-- start of DATASET EXCERPTS --
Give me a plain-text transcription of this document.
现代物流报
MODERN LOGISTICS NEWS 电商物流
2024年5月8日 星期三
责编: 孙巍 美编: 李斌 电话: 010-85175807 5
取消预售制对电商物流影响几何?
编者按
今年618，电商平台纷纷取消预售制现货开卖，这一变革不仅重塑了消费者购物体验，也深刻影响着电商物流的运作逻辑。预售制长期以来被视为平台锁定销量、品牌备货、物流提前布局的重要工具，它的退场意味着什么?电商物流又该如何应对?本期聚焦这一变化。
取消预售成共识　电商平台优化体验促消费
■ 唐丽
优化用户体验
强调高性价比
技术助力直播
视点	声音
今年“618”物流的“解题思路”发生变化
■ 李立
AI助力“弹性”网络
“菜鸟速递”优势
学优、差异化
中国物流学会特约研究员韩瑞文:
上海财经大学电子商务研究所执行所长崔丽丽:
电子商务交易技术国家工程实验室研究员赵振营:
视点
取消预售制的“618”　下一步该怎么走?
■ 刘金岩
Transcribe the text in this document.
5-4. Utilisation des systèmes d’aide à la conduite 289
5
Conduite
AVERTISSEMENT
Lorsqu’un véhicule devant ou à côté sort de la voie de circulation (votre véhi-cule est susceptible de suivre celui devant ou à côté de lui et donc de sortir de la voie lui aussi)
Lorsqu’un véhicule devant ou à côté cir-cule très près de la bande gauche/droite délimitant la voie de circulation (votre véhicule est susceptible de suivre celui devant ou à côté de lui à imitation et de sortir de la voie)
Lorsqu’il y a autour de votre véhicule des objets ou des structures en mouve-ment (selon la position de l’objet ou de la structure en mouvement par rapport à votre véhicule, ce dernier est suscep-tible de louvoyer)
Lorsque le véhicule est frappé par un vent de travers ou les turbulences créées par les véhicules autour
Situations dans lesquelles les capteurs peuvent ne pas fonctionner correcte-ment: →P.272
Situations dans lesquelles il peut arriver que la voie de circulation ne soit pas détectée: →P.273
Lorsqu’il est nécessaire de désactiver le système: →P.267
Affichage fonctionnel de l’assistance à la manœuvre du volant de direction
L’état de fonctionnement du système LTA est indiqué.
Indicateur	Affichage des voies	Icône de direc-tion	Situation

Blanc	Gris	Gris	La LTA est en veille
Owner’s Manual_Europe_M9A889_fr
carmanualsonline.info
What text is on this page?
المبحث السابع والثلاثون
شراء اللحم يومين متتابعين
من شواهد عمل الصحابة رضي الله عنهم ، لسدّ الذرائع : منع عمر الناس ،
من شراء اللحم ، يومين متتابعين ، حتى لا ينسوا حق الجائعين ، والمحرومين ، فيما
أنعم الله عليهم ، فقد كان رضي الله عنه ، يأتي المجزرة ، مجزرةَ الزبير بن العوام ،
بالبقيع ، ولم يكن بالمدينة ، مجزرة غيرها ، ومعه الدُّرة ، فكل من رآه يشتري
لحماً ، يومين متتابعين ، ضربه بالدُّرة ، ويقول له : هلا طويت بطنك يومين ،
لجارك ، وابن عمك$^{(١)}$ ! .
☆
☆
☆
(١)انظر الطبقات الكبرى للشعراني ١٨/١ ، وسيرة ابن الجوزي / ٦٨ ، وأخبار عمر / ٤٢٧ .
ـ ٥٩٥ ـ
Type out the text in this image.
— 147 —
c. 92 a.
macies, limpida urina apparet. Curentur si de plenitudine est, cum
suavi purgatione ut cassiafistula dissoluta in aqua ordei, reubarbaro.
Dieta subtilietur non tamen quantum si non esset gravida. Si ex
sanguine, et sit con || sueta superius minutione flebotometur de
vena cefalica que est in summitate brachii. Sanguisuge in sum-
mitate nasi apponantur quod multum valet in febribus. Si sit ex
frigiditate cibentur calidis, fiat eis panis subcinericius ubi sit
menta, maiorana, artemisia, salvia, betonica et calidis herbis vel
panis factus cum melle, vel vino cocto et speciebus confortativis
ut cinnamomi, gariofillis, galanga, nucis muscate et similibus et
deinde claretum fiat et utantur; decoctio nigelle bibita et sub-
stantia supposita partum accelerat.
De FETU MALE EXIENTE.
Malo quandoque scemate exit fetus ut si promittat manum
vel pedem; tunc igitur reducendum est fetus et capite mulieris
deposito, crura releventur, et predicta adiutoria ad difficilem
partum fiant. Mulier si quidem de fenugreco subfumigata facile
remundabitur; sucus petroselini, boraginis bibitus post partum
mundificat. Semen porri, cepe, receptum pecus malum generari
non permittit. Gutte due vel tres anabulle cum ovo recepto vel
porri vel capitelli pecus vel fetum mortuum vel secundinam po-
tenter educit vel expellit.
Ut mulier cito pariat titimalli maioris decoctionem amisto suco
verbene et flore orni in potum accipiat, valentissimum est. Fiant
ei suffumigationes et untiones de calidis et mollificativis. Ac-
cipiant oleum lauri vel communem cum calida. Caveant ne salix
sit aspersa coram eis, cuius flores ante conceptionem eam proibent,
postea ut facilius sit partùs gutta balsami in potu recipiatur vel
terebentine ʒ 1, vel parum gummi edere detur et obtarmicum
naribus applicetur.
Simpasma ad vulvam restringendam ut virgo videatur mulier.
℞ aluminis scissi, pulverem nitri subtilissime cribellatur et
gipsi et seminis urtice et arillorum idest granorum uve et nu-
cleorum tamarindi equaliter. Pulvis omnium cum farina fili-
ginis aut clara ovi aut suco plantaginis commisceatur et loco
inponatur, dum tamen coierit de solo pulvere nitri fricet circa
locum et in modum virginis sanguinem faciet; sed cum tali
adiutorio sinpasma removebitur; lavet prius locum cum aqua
-- end of DATASET EXCERPTS --
Take the listing above and write it out again exactly.

Give me a plain-text transcription of this document.
现代物流报
MODERN LOGISTICS NEWS 电商物流
2024年5月8日 星期三
责编: 孙巍 美编: 李斌 电话: 010-85175807 5
取消预售制对电商物流影响几何?
编者按
今年618，电商平台纷纷取消预售制现货开卖，这一变革不仅重塑了消费者购物体验，也深刻影响着电商物流的运作逻辑。预售制长期以来被视为平台锁定销量、品牌备货、物流提前布局的重要工具，它的退场意味着什么?电商物流又该如何应对?本期聚焦这一变化。
取消预售成共识　电商平台优化体验促消费
■ 唐丽
优化用户体验
强调高性价比
技术助力直播
视点	声音
今年“618”物流的“解题思路”发生变化
■ 李立
AI助力“弹性”网络
“菜鸟速递”优势
学优、差异化
中国物流学会特约研究员韩瑞文:
上海财经大学电子商务研究所执行所长崔丽丽:
电子商务交易技术国家工程实验室研究员赵振营:
视点
取消预售制的“618”　下一步该怎么走?
■ 刘金岩
Transcribe the text in this document.
5-4. Utilisation des systèmes d’aide à la conduite 289
5
Conduite
AVERTISSEMENT
Lorsqu’un véhicule devant ou à côté sort de la voie de circulation (votre véhi-cule est susceptible de suivre celui devant ou à côté de lui et donc de sortir de la voie lui aussi)
Lorsqu’un véhicule devant ou à côté cir-cule très près de la bande gauche/droite délimitant la voie de circulation (votre véhicule est susceptible de suivre celui devant ou à côté de lui à imitation et de sortir de la voie)
Lorsqu’il y a autour de votre véhicule des objets ou des structures en mouve-ment (selon la position de l’objet ou de la structure en mouvement par rapport à votre véhicule, ce dernier est suscep-tible de louvoyer)
Lorsque le véhicule est frappé par un vent de travers ou les turbulences créées par les véhicules autour
Situations dans lesquelles les capteurs peuvent ne pas fonctionner correcte-ment: →P.272
Situations dans lesquelles il peut arriver que la voie de circulation ne soit pas détectée: →P.273
Lorsqu’il est nécessaire de désactiver le système: →P.267
Affichage fonctionnel de l’assistance à la manœuvre du volant de direction
L’état de fonctionnement du système LTA est indiqué.
Indicateur	Affichage des voies	Icône de direc-tion	Situation

Blanc	Gris	Gris	La LTA est en veille
Owner’s Manual_Europe_M9A889_fr
carmanualsonline.info
What text is on this page?
المبحث السابع والثلاثون
شراء اللحم يومين متتابعين
من شواهد عمل الصحابة رضي الله عنهم ، لسدّ الذرائع : منع عمر الناس ،
من شراء اللحم ، يومين متتابعين ، حتى لا ينسوا حق الجائعين ، والمحرومين ، فيما
أنعم الله عليهم ، فقد كان رضي الله عنه ، يأتي المجزرة ، مجزرةَ الزبير بن العوام ،
بالبقيع ، ولم يكن بالمدينة ، مجزرة غيرها ، ومعه الدُّرة ، فكل من رآه يشتري
لحماً ، يومين متتابعين ، ضربه بالدُّرة ، ويقول له : هلا طويت بطنك يومين ،
لجارك ، وابن عمك$^{(١)}$ ! .
☆
☆
☆
(١)انظر الطبقات الكبرى للشعراني ١٨/١ ، وسيرة ابن الجوزي / ٦٨ ، وأخبار عمر / ٤٢٧ .
ـ ٥٩٥ ـ
Type out the text in this image.
— 147 —
c. 92 a.
macies, limpida urina apparet. Curentur si de plenitudine est, cum
suavi purgatione ut cassiafistula dissoluta in aqua ordei, reubarbaro.
Dieta subtilietur non tamen quantum si non esset gravida. Si ex
sanguine, et sit con || sueta superius minutione flebotometur de
vena cefalica que est in summitate brachii. Sanguisuge in sum-
mitate nasi apponantur quod multum valet in febribus. Si sit ex
frigiditate cibentur calidis, fiat eis panis subcinericius ubi sit
menta, maiorana, artemisia, salvia, betonica et calidis herbis vel
panis factus cum melle, vel vino cocto et speciebus confortativis
ut cinnamomi, gariofillis, galanga, nucis muscate et similibus et
deinde claretum fiat et utantur; decoctio nigelle bibita et sub-
stantia supposita partum accelerat.
De FETU MALE EXIENTE.
Malo quandoque scemate exit fetus ut si promittat manum
vel pedem; tunc igitur reducendum est fetus et capite mulieris
deposito, crura releventur, et predicta adiutoria ad difficilem
partum fiant. Mulier si quidem de fenugreco subfumigata facile
remundabitur; sucus petroselini, boraginis bibitus post partum
mundificat. Semen porri, cepe, receptum pecus malum generari
non permittit. Gutte due vel tres anabulle cum ovo recepto vel
porri vel capitelli pecus vel fetum mortuum vel secundinam po-
tenter educit vel expellit.
Ut mulier cito pariat titimalli maioris decoctionem amisto suco
verbene et flore orni in potum accipiat, valentissimum est. Fiant
ei suffumigationes et untiones de calidis et mollificativis. Ac-
cipiant oleum lauri vel communem cum calida. Caveant ne salix
sit aspersa coram eis, cuius flores ante conceptionem eam proibent,
postea ut facilius sit partùs gutta balsami in potu recipiatur vel
terebentine ʒ 1, vel parum gummi edere detur et obtarmicum
naribus applicetur.
Simpasma ad vulvam restringendam ut virgo videatur mulier.
℞ aluminis scissi, pulverem nitri subtilissime cribellatur et
gipsi et seminis urtice et arillorum idest granorum uve et nu-
cleorum tamarindi equaliter. Pulvis omnium cum farina fili-
ginis aut clara ovi aut suco plantaginis commisceatur et loco
inponatur, dum tamen coierit de solo pulvere nitri fricet circa
locum et in modum virginis sanguinem faciet; sed cum tali
adiutorio sinpasma removebitur; lavet prius locum cum aqua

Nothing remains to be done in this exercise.